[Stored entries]

— begin —

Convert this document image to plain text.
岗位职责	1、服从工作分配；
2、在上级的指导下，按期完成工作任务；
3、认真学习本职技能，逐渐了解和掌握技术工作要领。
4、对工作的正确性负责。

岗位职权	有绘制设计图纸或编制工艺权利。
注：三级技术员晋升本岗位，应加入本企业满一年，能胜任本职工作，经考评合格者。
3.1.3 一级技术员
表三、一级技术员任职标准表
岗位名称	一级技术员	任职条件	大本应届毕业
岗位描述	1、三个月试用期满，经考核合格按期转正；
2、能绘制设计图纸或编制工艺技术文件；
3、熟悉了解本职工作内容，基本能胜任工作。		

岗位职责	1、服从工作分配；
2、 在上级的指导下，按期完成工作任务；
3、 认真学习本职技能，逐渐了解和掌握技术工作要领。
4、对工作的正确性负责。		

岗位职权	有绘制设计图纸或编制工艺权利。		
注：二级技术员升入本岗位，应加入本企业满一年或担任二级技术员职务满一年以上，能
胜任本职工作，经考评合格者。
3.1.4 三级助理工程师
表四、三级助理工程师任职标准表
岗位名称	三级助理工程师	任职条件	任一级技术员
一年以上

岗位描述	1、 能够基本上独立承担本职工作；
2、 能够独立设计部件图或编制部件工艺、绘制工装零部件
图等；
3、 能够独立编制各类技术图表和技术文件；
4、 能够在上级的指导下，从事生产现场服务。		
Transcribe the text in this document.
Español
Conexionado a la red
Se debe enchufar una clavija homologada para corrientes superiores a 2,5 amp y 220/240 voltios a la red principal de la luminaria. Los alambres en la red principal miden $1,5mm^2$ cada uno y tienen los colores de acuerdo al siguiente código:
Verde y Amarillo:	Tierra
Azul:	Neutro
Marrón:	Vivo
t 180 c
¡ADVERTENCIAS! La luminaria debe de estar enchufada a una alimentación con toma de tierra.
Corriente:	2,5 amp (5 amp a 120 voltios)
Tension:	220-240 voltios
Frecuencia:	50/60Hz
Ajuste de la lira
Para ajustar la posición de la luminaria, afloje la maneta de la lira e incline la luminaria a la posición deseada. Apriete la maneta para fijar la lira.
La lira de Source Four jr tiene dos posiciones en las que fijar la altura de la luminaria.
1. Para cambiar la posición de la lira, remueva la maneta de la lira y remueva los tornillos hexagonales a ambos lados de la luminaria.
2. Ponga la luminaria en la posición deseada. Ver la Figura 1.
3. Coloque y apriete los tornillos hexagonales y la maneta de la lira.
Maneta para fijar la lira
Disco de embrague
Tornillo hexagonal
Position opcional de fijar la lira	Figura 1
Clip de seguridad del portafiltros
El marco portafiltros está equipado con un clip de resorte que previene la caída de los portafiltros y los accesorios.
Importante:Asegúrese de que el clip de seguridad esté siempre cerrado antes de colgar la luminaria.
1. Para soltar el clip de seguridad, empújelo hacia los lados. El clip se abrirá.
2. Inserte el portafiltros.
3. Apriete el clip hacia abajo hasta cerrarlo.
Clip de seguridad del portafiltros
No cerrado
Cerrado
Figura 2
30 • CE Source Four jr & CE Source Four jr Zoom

— end —

Looking at the data above, show all lines where the word "逐渐了解和掌握技术工作要领" occurs.

3、认真学习本职技能，逐渐了解和掌握技术工作要领。
3、 认真学习本职技能，逐渐了解和掌握技术工作要领。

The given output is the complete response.